### Listed records
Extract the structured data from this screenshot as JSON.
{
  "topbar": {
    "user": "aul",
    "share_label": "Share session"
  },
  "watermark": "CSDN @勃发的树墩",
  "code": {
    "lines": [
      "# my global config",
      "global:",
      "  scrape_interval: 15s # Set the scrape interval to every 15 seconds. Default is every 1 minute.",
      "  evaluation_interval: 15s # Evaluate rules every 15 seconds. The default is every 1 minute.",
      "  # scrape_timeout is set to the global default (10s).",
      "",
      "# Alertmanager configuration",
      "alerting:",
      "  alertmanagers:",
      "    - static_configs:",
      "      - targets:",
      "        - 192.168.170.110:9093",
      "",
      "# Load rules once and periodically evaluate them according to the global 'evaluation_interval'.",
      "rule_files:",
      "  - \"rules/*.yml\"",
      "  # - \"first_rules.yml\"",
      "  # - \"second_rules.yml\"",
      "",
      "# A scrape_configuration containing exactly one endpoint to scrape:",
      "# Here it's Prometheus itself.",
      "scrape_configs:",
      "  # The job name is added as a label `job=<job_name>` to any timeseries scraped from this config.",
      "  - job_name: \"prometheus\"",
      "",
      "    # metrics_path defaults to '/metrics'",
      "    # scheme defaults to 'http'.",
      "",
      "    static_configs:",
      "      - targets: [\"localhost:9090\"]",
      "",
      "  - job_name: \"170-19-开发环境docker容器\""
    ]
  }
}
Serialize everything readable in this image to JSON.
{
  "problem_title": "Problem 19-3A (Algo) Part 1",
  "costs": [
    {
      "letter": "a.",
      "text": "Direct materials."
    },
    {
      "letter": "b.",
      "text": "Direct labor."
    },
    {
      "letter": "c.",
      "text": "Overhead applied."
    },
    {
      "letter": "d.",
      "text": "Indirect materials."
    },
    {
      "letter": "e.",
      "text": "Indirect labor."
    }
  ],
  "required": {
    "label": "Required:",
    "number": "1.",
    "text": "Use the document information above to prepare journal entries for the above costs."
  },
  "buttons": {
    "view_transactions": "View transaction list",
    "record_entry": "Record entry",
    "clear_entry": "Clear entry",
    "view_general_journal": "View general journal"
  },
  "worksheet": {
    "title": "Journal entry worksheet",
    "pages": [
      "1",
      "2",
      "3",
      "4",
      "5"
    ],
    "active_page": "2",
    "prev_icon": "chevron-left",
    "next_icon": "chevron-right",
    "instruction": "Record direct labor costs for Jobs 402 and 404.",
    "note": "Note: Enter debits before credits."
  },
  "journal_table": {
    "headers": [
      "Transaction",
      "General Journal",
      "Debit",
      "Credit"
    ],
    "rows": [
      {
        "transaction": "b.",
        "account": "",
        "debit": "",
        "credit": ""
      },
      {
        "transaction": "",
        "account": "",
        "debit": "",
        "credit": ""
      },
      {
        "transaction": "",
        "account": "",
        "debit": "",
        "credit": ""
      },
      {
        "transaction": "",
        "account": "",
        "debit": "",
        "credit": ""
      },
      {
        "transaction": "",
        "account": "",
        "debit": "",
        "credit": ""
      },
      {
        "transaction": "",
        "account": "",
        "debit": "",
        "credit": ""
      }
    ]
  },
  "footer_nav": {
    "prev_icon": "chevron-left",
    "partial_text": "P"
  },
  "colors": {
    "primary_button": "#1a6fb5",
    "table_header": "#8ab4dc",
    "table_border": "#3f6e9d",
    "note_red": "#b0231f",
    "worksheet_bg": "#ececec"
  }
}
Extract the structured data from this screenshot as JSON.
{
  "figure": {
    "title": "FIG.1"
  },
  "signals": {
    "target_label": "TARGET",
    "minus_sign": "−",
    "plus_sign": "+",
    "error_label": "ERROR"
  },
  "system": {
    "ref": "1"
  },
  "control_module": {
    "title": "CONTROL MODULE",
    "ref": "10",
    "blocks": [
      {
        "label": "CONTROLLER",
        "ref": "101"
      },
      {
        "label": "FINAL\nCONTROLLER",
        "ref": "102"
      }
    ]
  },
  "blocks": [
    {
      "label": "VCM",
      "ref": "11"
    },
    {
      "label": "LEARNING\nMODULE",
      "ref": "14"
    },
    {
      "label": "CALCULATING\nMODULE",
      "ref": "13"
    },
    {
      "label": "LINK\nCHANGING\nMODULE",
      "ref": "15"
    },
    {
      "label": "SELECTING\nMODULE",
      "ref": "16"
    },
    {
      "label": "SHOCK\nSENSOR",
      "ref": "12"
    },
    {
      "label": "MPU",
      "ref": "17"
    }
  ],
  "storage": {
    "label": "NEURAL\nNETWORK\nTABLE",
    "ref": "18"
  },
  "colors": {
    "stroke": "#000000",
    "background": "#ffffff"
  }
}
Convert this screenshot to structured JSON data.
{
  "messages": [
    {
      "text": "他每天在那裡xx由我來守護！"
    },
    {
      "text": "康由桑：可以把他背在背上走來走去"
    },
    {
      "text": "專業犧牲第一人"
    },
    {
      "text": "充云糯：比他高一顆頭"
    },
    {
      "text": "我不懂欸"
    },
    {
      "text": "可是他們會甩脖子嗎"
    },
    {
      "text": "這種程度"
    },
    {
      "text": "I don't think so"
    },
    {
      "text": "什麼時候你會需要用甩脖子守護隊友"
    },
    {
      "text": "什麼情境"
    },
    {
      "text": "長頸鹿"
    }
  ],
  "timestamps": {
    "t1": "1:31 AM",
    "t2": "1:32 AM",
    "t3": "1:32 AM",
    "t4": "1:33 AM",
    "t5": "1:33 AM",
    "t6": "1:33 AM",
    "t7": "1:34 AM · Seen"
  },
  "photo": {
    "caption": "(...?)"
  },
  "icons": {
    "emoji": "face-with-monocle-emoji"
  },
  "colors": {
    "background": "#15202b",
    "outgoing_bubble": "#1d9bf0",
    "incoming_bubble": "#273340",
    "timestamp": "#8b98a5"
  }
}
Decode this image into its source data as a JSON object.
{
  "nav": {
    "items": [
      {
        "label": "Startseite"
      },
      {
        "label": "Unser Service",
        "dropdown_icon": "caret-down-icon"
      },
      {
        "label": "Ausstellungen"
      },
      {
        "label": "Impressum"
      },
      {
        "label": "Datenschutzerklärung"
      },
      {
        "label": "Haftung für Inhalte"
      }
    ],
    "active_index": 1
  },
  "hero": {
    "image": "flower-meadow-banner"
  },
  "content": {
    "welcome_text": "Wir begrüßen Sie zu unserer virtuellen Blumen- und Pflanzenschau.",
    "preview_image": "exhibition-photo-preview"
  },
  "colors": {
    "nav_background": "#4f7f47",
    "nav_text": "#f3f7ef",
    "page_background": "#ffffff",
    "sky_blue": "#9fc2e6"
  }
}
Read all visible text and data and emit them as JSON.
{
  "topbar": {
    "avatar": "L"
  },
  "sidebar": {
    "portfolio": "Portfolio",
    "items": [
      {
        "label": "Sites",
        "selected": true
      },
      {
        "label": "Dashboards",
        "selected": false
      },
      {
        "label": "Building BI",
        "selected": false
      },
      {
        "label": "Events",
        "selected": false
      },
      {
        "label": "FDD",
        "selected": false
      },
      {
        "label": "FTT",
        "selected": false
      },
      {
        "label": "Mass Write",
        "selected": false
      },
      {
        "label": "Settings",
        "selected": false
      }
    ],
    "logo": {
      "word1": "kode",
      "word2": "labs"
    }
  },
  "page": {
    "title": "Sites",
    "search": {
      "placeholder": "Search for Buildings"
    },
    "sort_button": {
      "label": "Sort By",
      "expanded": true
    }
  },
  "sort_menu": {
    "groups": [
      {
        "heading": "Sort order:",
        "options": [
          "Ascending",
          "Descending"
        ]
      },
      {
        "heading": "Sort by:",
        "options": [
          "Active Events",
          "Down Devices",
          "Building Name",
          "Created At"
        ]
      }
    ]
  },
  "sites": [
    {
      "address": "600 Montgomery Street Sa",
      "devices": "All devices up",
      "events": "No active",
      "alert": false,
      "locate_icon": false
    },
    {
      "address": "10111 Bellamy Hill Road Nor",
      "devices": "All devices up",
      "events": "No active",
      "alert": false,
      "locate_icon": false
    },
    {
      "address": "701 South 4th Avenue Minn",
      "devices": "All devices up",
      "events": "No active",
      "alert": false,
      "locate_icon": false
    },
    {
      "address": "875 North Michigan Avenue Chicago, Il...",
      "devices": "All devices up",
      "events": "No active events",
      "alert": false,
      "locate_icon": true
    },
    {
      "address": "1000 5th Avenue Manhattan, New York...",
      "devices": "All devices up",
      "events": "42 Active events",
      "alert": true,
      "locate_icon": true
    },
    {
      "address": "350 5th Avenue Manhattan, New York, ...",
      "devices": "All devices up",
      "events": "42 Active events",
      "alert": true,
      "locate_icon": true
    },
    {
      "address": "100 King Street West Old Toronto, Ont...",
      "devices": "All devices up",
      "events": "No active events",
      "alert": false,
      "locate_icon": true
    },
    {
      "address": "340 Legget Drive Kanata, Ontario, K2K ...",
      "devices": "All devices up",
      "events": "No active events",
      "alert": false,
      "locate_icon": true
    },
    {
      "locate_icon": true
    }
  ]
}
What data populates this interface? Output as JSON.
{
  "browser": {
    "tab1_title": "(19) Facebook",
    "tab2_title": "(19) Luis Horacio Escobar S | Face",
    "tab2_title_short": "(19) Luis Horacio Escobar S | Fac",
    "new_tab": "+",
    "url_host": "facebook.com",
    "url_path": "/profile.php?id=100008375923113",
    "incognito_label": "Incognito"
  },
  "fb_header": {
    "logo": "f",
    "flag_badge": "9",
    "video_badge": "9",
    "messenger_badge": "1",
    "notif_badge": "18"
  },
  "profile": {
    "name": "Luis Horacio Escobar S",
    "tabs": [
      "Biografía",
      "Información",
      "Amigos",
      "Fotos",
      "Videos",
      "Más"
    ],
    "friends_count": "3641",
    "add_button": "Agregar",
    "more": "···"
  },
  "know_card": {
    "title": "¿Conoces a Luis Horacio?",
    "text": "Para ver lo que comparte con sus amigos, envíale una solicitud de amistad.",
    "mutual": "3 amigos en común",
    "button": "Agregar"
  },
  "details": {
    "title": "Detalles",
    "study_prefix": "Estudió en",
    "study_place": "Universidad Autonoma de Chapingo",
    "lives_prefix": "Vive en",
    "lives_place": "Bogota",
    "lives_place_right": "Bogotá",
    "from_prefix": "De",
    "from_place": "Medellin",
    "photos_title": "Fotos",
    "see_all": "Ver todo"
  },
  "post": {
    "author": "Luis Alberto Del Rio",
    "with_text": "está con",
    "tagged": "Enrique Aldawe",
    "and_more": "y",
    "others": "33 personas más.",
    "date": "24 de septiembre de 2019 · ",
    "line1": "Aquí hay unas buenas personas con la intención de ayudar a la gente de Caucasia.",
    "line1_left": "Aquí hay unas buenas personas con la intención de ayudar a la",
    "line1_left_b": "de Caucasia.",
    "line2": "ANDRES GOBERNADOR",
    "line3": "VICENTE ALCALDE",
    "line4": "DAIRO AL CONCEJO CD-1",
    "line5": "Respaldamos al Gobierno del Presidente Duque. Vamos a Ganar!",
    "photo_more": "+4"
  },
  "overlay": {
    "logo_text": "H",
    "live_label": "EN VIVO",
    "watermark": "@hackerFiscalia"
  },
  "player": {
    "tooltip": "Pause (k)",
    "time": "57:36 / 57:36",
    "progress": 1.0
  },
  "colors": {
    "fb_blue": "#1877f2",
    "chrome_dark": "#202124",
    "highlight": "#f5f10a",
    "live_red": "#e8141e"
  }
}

### Problem to work on
Filter the data, keeping only the lines that contain "Indirect".

### Result of this exercise
      "text": "Indirect materials."
      "text": "Indirect labor."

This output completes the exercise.